● Work instructions
1 > Retype the part of the passage on Alastair Cook and poetry film that opens with the words containing "This is a great" and closes with "by Alastair Cook.", copying every word and mark as it appears there and leaving the data aside.
2 > Continue the passage on Alastair Cook and poetry film from the point where it stops, leaving the data aside.

● Provided passage
--- START ---
~ Alastair Cook ~

Call for submissions: Filmpoem Festival 2017 at Depot, Lewes

Filmpoem Festival 2017 banner

Filmpoem, the artists’ moving image project founded by British artist Alastair Cook in 2010, is at long last sponsoring another poetry-film festival and competition, this time partnering with Depot in Lewes, East Sussex and the UK’s Poetry Society. Submissions are open through September 8th, and the festival will be held on Saturday, October 28th.

Note that the rules are a bit stricter than for most poetry-film festivals: submission is by physical artifact (USB stick or DVD) only, and explicit permission, rather than simply the blanket permission granted by a Creative Commons licence, must be obtained for all copyrighted material such as music used in the film. UPDATE: Digital submissions and CC licences are now permitted. See the complete guidelines on the Filmpoem website.

While you’re there, be sure to read the essay on the About page, which appears to have been recently augmented with new material, for a better understanding of what Alastair means by filmpoetry.

Nicknames by William Richardson

This is a great example of how a good soundtrack (here, the work of Luca Nasciuti, with voiceover by Alastair Cook) can really make a poetry film work. It’s from a new-to-me-project:

The fitba, the teams, the love for the game. Nicknames was written by William Richardson, read by Alastair Cook and filmed by Jane Groves. Nicknames was made as part of Luminate Festival’s Well Versed project. Workshops with Craigshill Good Neighbour Network were led by poet Rachel McCrum and filmmaker Alastair Cook. Nicknames was edited by Alastair Cook.


Scotland’s creative ageing festival, is held from 1st to 31st October across Scotland each year. The festival brings together older people and those from across the generations to celebrate our creativity as we age, share stories of ageing and explore what growing older means to all of us. Each year, there are activities all over Scotland – from art workshops and dance classes to music performances and authors’ events – and you will find Luminate in theatres, galleries, community halls, care homes and lunch clubs, as well as events online that take us to audiences everywhere.

The Well Versed screening was held last Saturday, apparently. The videos are now all online in the video gallery of the Luminate website.

Great introduction to film poetry… on the radio

I just listened to an excellent, 45-minute program on BBC Radio 3 called “Crossing the Border – Poetry and Film.” Though understandably UK-centric, its survey of the history of poetry films and film poetry gave due credit to early Soviet filmmakers and other international influences, and talked in some detail about the earlier conception of a film poem as simply a non-linear, lyric film. The highlight of the program for me was hearing Tony Harrison and Peter Symes explain the collaborative working process for their ground-breaking poetry films of the 1980s, articulating ideals strongly reminiscent of those of videopoetry pioneer Tom Konyves from the other side of the Atlantic. I liked the attention paid to the link between poetry film and propaganda or advertising, which is a connection I don’t see spelled out very often. And I appreciated Alastair Cook’s positive assessment of what the democratization of access to filmmaking tools in the digital age has meant to the genre and those who practice it.
--- END ---
● Records supplied
--- START ---
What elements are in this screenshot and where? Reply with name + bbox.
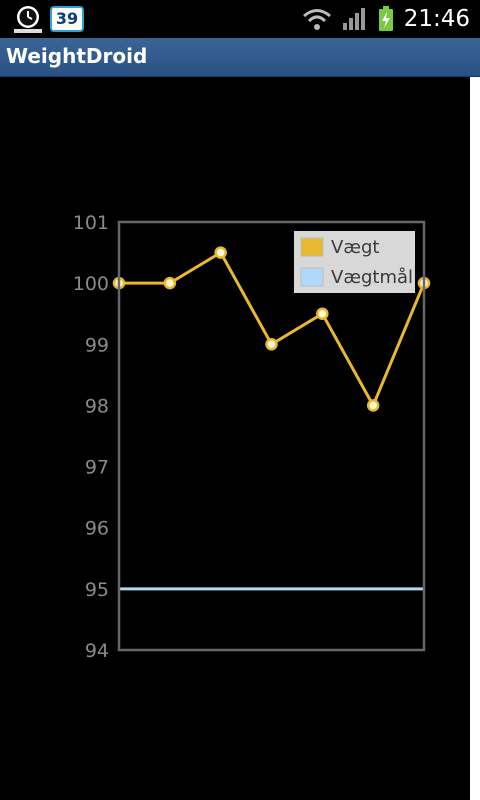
y-tick-label: 99: [85, 334, 109, 356]
data-point: [165, 278, 175, 288]
data-point: [216, 248, 226, 258]
legend: Vægt Vægtmål: [294, 231, 415, 293]
y-tick-label: 98: [85, 395, 109, 417]
data-point: [267, 339, 277, 349]
legend-label-vaegtmaal: Vægtmål: [331, 267, 413, 288]
y-tick-label: 97: [85, 457, 109, 479]
y-tick-label: 96: [85, 518, 109, 540]
y-tick-label: 94: [85, 640, 109, 662]
y-tick-label: 101: [73, 212, 109, 234]
legend-swatch-vaegtmaal: [301, 268, 323, 286]
legend-swatch-vaegt: [301, 238, 323, 256]
legend-label-vaegt: Vægt: [331, 237, 379, 258]
data-point: [317, 309, 327, 319]
data-point: [368, 400, 378, 410]
y-tick-label: 100: [73, 273, 109, 295]
y-tick-label: 95: [85, 579, 109, 601]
--- END ---
● The replies
1 >
This is a great example of how a good soundtrack (here, the work of Luca Nasciuti, with voiceover by Alastair Cook) can really make a poetry film work. It’s from a new-to-me-project:

The fitba, the teams, the love for the game. Nicknames was written by William Richardson, read by Alastair Cook and filmed by Jane Groves. Nicknames was made as part of Luminate Festival’s Well Versed project. Workshops with Craigshill Good Neighbour Network were led by poet Rachel McCrum and filmmaker Alastair Cook. Nicknames was edited by Alastair Cook.

2 >
The program is now available on the website (and at iPlayer), though if I’m not mistaken BBC will block access to any IPs not originating in the UK, so international listeners may have to connect through a proxy. It’s well worth the hassle. Here’s the show description:

Right from the birth of cinema, film-makers have experimented with poetry in film. Matthew Sweet explores this overlooked history.

The Russian pioneer film-maker Dziga Vertov developed his celebrated montage technique out of Mayakovsky’s poetry and the GPO Film Unit’s ‘Night Mail’ with W H Auden’s closing poem owes a good deal to these Russian experimentalists. Starting at the unlikely site of the studio where scenes from ‘Night Mail’ were shot and recorded eighty years ago, Matthew establishes this iconic film as an important blueprint for poets and film-makers since.

In recent times, the poets Tony Harrison and Simon Armitage have both made documentary films where their poems replaced conventional commentaries. Matthew hosts a reunion between Tony Harrison and his collaborator, the film director Peter Symes, as they relive the powerful moment of filming of the exhumation of a body in a Neapolitan necropolis. This moment poses core questions about film poems: what does the viewer hear and see, how do word and image relate to each other? With Simon Armitage, Matthew learns how his poetry on film gives a voice to the marginalized. Now, a burgeoning movement of experimental film-makers are creating a new space for the production, curation and distribution of film poems in festivals and in digital media, so as the mainstream media fragment, film poetry is returning to its avant garde roots as was exemplified by early film poem makers such as Germaine Dulac and Maya Deren.

Producer: Emma-Louise Williams
A Loftus Media production for BBC Radio 3.

For those who haven’t seen Night Mail, here’s a YouTube upload.

Ber Lin by Jonathan Tel

Jonathan Tel‘s Commended poem from the Poetry Society‘s National Poetry Competition 2014, as read by Alastair Cook in a film directed by Corinne Silva, with sound by Vladimir Kruytchev. A particular challenge for this film was how to represent the Chinese characters included in the text. I also found the low-key camera work and natural sound a good counterpoint to the poem, which takes the form of a somewhat discursive letter. The statement from competition judge Zoë Skoulding reads:

‘Ber Lin’ connects places by exploring coincidences of sound and sense. The carefulness of expression intriguingly gives the feeling of a translation, even though it is not one. This distancing effect makes us see how language is always on the move, living in juxtaposition with other languages. At the same time the poem gives a sharp sense not just of place, but place as it is imagined and remembered.

Considering that Jonathan Tel is himself American, the choice to have Alastair read it adds another layer of linguistic juxtaposition.

I see by the way that the Poetry Society has a really nice page now for its commissioned poetry films, including a sub-section for the National Poetry Competition 2014 Filmpoems, so if you’re impatient at my slow rate of sharing them here, you can go there and watch them all.

Submissions are open for Filmpoem Festival Fifteen

Filmpoem Festival 15

Reprinted from the Filmpoem website. This is the Filmpoem Festival’s third year, and it’s great to see Alastair Cook’s vision for it continue to expand and adapt. Films aren’t static, so why should film festivals stay the same? Also, kudos for giving in to poetic temptation and embracing the f-alliteration. —Dave

Filmpoem Festival Fifteen will be an open-ended series of events and screenings. After our successful Antwerp festival in 2014, we are working within the British Isles this year with The Poetry Society and a series of universities and poetry festivals, presenting Filmpoem’s established mix of poetry-film, live film performance, poets, filmmakers, and discussions.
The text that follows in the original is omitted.